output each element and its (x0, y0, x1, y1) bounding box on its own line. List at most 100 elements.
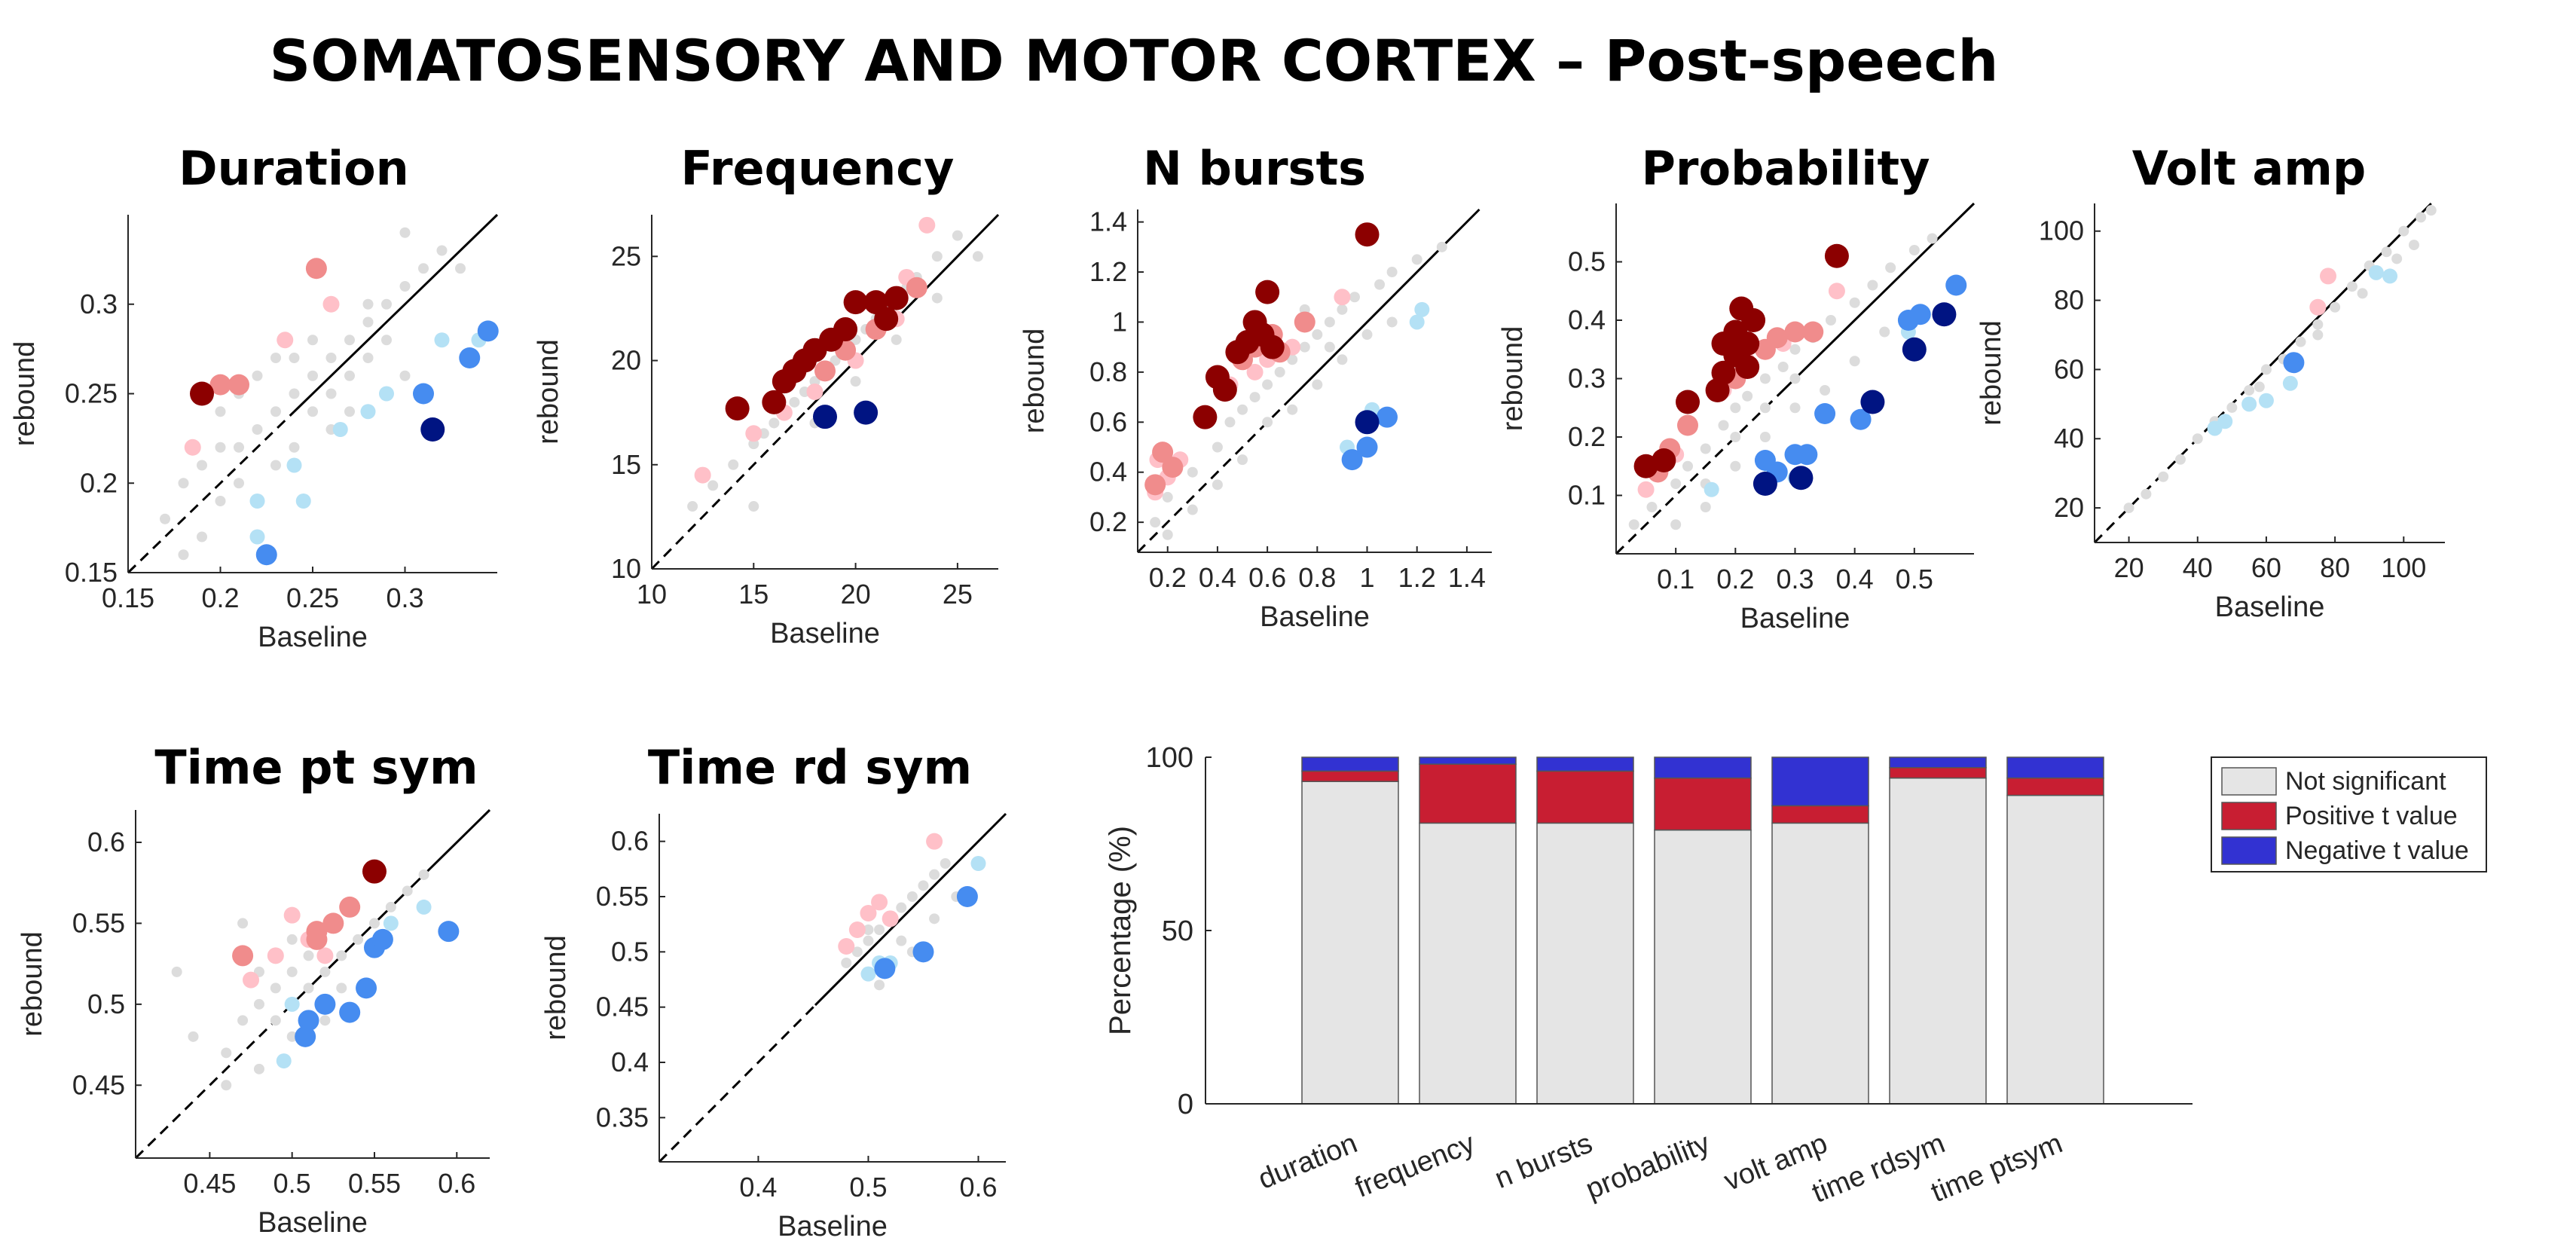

**********

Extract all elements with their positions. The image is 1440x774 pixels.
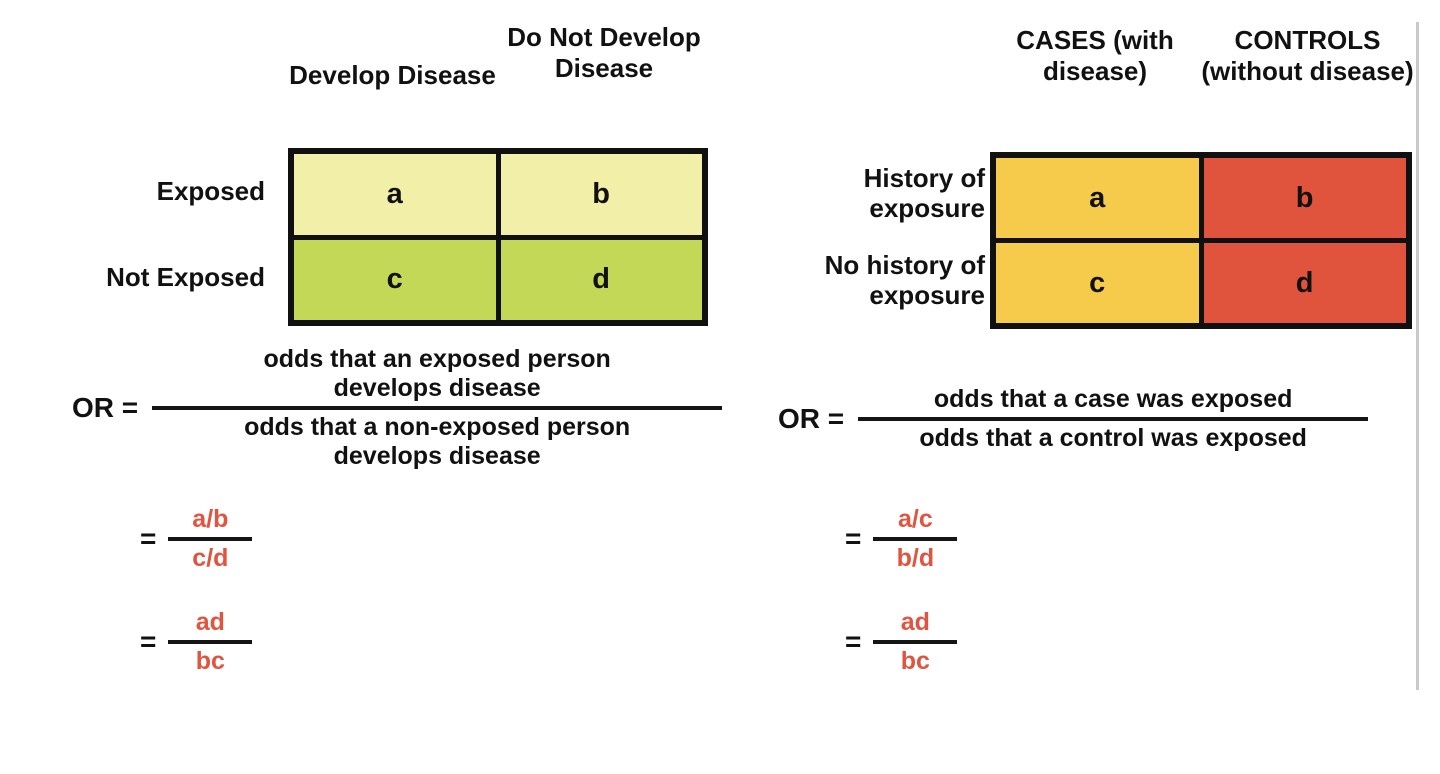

**********

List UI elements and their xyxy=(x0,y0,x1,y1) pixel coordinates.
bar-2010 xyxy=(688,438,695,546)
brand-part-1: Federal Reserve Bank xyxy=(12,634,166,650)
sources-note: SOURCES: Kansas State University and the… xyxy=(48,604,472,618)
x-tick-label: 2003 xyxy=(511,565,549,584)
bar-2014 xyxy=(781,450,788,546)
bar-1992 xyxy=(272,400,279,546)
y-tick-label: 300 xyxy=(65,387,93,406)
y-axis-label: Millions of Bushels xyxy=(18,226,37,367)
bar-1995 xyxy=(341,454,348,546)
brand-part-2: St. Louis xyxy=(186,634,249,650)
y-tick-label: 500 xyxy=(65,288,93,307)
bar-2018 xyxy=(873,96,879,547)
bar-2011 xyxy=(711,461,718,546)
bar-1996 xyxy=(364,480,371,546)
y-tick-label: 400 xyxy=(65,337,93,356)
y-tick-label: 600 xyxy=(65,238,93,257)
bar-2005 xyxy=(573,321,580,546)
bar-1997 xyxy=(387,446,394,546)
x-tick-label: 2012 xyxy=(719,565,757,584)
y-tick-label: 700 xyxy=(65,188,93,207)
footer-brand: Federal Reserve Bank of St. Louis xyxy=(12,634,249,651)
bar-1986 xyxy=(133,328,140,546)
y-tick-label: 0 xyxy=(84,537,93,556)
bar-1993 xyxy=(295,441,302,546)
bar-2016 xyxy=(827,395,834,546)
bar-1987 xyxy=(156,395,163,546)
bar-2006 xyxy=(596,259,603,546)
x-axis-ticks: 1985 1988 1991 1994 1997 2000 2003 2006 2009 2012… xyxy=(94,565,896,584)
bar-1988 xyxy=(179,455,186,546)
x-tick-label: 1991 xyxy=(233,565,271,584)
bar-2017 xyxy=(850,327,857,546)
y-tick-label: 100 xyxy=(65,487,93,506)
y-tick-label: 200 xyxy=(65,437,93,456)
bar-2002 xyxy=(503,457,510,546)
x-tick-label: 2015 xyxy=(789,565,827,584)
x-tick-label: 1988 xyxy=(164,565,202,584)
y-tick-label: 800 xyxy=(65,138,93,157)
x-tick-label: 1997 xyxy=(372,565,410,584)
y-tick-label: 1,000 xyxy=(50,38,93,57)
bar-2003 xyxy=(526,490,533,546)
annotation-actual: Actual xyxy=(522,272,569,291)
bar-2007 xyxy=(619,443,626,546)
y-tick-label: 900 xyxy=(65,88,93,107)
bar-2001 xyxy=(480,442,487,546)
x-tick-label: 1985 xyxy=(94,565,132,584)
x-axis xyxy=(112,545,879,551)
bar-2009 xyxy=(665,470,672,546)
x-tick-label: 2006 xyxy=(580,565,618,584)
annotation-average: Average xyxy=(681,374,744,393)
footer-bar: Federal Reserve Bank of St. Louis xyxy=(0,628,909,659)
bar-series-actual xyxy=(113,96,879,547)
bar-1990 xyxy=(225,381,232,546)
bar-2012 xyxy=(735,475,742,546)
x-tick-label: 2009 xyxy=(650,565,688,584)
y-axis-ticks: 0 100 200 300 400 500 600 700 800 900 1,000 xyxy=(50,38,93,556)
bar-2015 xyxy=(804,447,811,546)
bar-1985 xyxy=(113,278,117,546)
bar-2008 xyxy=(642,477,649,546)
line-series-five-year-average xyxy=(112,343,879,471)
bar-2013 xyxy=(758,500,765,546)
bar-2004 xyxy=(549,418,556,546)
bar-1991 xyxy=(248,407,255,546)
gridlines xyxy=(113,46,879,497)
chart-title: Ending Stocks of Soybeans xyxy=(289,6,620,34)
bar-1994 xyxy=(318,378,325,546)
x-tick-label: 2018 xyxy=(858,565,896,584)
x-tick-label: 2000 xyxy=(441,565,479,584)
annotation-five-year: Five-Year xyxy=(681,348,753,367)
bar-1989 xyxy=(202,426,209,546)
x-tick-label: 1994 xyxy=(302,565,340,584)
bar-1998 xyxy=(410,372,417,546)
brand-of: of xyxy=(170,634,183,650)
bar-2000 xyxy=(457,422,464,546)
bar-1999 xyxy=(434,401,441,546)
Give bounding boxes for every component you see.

**********

- Your objective
Please rewrite everything from "List UI elements" down to "bar-2011 xyxy=(711,461,718,546)", replacing "y-tick-label" with "y-axis-tick" and leaving the rest as it is.

- Answer for the task
List UI elements and their xyxy=(x0,y0,x1,y1) pixel coordinates.
bar-2010 xyxy=(688,438,695,546)
brand-part-1: Federal Reserve Bank xyxy=(12,634,166,650)
sources-note: SOURCES: Kansas State University and the… xyxy=(48,604,472,618)
x-tick-label: 2003 xyxy=(511,565,549,584)
bar-2014 xyxy=(781,450,788,546)
bar-1992 xyxy=(272,400,279,546)
y-axis-tick: 300 xyxy=(65,387,93,406)
y-axis-label: Millions of Bushels xyxy=(18,226,37,367)
bar-1995 xyxy=(341,454,348,546)
brand-part-2: St. Louis xyxy=(186,634,249,650)
y-axis-tick: 500 xyxy=(65,288,93,307)
bar-2018 xyxy=(873,96,879,547)
bar-2011 xyxy=(711,461,718,546)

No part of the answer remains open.